### Given instruction
Repeat each record below exactly as given.

### Extracted data
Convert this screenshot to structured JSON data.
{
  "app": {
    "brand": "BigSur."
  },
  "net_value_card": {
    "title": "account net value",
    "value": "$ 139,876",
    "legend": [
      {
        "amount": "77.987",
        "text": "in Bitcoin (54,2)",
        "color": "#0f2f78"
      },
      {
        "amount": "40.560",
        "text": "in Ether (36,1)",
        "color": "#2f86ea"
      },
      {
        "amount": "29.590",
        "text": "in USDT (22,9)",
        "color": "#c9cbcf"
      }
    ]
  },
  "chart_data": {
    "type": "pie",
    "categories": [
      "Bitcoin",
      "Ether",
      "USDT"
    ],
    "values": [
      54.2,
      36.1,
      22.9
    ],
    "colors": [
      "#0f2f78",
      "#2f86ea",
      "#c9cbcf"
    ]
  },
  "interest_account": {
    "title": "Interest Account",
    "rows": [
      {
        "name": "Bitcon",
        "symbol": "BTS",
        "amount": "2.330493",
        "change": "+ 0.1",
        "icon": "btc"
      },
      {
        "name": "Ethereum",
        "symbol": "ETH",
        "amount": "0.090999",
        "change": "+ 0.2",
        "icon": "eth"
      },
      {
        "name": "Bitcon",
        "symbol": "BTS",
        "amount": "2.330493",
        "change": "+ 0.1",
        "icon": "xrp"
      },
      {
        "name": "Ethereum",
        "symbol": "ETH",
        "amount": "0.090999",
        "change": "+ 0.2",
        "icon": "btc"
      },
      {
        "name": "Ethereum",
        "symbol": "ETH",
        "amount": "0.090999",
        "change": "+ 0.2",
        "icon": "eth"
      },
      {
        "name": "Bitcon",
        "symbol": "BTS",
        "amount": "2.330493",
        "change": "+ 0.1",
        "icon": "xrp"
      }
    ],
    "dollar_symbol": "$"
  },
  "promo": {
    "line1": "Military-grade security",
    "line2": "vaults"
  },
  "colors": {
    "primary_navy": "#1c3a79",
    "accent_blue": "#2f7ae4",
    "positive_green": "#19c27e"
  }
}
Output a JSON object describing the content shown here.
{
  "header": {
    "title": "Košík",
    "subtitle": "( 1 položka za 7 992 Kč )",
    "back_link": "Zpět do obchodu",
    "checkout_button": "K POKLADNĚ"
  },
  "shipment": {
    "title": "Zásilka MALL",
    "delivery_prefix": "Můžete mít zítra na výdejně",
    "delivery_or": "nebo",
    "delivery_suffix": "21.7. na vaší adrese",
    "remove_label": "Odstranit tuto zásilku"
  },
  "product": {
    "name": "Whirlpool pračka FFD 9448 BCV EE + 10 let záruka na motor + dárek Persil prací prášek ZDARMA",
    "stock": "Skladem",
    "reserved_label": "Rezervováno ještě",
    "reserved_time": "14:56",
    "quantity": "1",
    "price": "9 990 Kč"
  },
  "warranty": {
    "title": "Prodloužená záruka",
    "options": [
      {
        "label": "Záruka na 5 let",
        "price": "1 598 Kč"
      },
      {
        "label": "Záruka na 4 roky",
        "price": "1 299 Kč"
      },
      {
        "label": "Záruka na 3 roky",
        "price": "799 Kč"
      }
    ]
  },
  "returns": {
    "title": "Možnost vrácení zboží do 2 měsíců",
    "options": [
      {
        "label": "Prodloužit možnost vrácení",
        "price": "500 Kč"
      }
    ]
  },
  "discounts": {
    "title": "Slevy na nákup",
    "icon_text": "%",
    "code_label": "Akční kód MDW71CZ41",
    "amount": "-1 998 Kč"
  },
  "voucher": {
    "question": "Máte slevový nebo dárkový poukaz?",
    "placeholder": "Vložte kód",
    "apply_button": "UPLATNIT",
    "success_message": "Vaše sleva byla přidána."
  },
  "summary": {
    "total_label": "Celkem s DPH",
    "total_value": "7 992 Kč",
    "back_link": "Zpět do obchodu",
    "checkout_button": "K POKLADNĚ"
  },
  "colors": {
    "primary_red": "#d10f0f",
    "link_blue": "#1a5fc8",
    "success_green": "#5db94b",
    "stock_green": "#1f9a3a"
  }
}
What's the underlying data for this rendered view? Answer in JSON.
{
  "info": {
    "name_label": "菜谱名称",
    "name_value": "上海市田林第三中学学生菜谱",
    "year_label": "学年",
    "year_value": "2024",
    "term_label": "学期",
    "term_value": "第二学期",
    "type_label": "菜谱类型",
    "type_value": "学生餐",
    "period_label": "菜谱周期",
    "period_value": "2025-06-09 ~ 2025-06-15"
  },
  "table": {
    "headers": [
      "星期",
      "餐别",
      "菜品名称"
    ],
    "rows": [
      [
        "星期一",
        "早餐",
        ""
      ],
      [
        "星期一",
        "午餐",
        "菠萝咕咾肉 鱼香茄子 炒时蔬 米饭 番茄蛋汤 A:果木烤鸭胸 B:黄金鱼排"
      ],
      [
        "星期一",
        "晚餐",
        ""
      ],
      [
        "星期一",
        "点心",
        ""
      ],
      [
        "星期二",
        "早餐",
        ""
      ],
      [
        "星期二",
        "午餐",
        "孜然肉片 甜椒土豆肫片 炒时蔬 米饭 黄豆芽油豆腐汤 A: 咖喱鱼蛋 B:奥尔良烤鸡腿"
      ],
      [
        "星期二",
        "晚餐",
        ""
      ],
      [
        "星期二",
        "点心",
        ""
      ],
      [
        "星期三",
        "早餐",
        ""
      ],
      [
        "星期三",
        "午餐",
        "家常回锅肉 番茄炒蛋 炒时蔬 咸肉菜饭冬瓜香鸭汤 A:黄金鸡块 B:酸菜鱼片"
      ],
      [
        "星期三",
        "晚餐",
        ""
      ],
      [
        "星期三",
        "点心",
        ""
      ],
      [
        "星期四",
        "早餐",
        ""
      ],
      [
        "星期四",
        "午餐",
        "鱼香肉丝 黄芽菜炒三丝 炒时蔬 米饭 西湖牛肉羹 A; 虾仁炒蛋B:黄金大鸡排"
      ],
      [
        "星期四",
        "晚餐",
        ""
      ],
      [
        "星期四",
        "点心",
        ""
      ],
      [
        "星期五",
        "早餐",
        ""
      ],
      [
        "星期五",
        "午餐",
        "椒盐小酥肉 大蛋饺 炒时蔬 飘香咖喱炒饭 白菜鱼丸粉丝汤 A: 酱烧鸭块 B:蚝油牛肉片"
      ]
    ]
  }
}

### Task output
Convert this screenshot to structured JSON data.
{
  "app": {
    "brand": "BigSur."
  },
  "net_value_card": {
    "title": "account net value",
    "value": "$ 139,876",
    "legend": [
      {
        "amount": "77.987",
        "text": "in Bitcoin (54,2)",
        "color": "#0f2f78"
      },
      {
        "amount": "40.560",
        "text": "in Ether (36,1)",
        "color": "#2f86ea"
      },
      {
        "amount": "29.590",
        "text": "in USDT (22,9)",
        "color": "#c9cbcf"
      }
    ]
  },
  "chart_data": {
    "type": "pie",
    "categories": [
      "Bitcoin",
      "Ether",
      "USDT"
    ],
    "values": [
      54.2,
      36.1,
      22.9
    ],
    "colors": [
      "#0f2f78",
      "#2f86ea",
      "#c9cbcf"
    ]
  },
  "interest_account": {
    "title": "Interest Account",
    "rows": [
      {
        "name": "Bitcon",
        "symbol": "BTS",
        "amount": "2.330493",
        "change": "+ 0.1",
        "icon": "btc"
      },
      {
        "name": "Ethereum",
        "symbol": "ETH",
        "amount": "0.090999",
        "change": "+ 0.2",
        "icon": "eth"
      },
      {
        "name": "Bitcon",
        "symbol": "BTS",
        "amount": "2.330493",
        "change": "+ 0.1",
        "icon": "xrp"
      },
      {
        "name": "Ethereum",
        "symbol": "ETH",
        "amount": "0.090999",
        "change": "+ 0.2",
        "icon": "btc"
      },
      {
        "name": "Ethereum",
        "symbol": "ETH",
        "amount": "0.090999",
        "change": "+ 0.2",
        "icon": "eth"
      },
      {
        "name": "Bitcon",
        "symbol": "BTS",
        "amount": "2.330493",
        "change": "+ 0.1",
        "icon": "xrp"
      }
    ],
    "dollar_symbol": "$"
  },
  "promo": {
    "line1": "Military-grade security",
    "line2": "vaults"
  },
  "colors": {
    "primary_navy": "#1c3a79",
    "accent_blue": "#2f7ae4",
    "positive_green": "#19c27e"
  }
}
Output a JSON object describing the content shown here.
{
  "header": {
    "title": "Košík",
    "subtitle": "( 1 položka za 7 992 Kč )",
    "back_link": "Zpět do obchodu",
    "checkout_button": "K POKLADNĚ"
  },
  "shipment": {
    "title": "Zásilka MALL",
    "delivery_prefix": "Můžete mít zítra na výdejně",
    "delivery_or": "nebo",
    "delivery_suffix": "21.7. na vaší adrese",
    "remove_label": "Odstranit tuto zásilku"
  },
  "product": {
    "name": "Whirlpool pračka FFD 9448 BCV EE + 10 let záruka na motor + dárek Persil prací prášek ZDARMA",
    "stock": "Skladem",
    "reserved_label": "Rezervováno ještě",
    "reserved_time": "14:56",
    "quantity": "1",
    "price": "9 990 Kč"
  },
  "warranty": {
    "title": "Prodloužená záruka",
    "options": [
      {
        "label": "Záruka na 5 let",
        "price": "1 598 Kč"
      },
      {
        "label": "Záruka na 4 roky",
        "price": "1 299 Kč"
      },
      {
        "label": "Záruka na 3 roky",
        "price": "799 Kč"
      }
    ]
  },
  "returns": {
    "title": "Možnost vrácení zboží do 2 měsíců",
    "options": [
      {
        "label": "Prodloužit možnost vrácení",
        "price": "500 Kč"
      }
    ]
  },
  "discounts": {
    "title": "Slevy na nákup",
    "icon_text": "%",
    "code_label": "Akční kód MDW71CZ41",
    "amount": "-1 998 Kč"
  },
  "voucher": {
    "question": "Máte slevový nebo dárkový poukaz?",
    "placeholder": "Vložte kód",
    "apply_button": "UPLATNIT",
    "success_message": "Vaše sleva byla přidána."
  },
  "summary": {
    "total_label": "Celkem s DPH",
    "total_value": "7 992 Kč",
    "back_link": "Zpět do obchodu",
    "checkout_button": "K POKLADNĚ"
  },
  "colors": {
    "primary_red": "#d10f0f",
    "link_blue": "#1a5fc8",
    "success_green": "#5db94b",
    "stock_green": "#1f9a3a"
  }
}
What's the underlying data for this rendered view? Answer in JSON.
{
  "info": {
    "name_label": "菜谱名称",
    "name_value": "上海市田林第三中学学生菜谱",
    "year_label": "学年",
    "year_value": "2024",
    "term_label": "学期",
    "term_value": "第二学期",
    "type_label": "菜谱类型",
    "type_value": "学生餐",
    "period_label": "菜谱周期",
    "period_value": "2025-06-09 ~ 2025-06-15"
  },
  "table": {
    "headers": [
      "星期",
      "餐别",
      "菜品名称"
    ],
    "rows": [
      [
        "星期一",
        "早餐",
        ""
      ],
      [
        "星期一",
        "午餐",
        "菠萝咕咾肉 鱼香茄子 炒时蔬 米饭 番茄蛋汤 A:果木烤鸭胸 B:黄金鱼排"
      ],
      [
        "星期一",
        "晚餐",
        ""
      ],
      [
        "星期一",
        "点心",
        ""
      ],
      [
        "星期二",
        "早餐",
        ""
      ],
      [
        "星期二",
        "午餐",
        "孜然肉片 甜椒土豆肫片 炒时蔬 米饭 黄豆芽油豆腐汤 A: 咖喱鱼蛋 B:奥尔良烤鸡腿"
      ],
      [
        "星期二",
        "晚餐",
        ""
      ],
      [
        "星期二",
        "点心",
        ""
      ],
      [
        "星期三",
        "早餐",
        ""
      ],
      [
        "星期三",
        "午餐",
        "家常回锅肉 番茄炒蛋 炒时蔬 咸肉菜饭冬瓜香鸭汤 A:黄金鸡块 B:酸菜鱼片"
      ],
      [
        "星期三",
        "晚餐",
        ""
      ],
      [
        "星期三",
        "点心",
        ""
      ],
      [
        "星期四",
        "早餐",
        ""
      ],
      [
        "星期四",
        "午餐",
        "鱼香肉丝 黄芽菜炒三丝 炒时蔬 米饭 西湖牛肉羹 A; 虾仁炒蛋B:黄金大鸡排"
      ],
      [
        "星期四",
        "晚餐",
        ""
      ],
      [
        "星期四",
        "点心",
        ""
      ],
      [
        "星期五",
        "早餐",
        ""
      ],
      [
        "星期五",
        "午餐",
        "椒盐小酥肉 大蛋饺 炒时蔬 飘香咖喱炒饭 白菜鱼丸粉丝汤 A: 酱烧鸭块 B:蚝油牛肉片"
      ]
    ]
  }
}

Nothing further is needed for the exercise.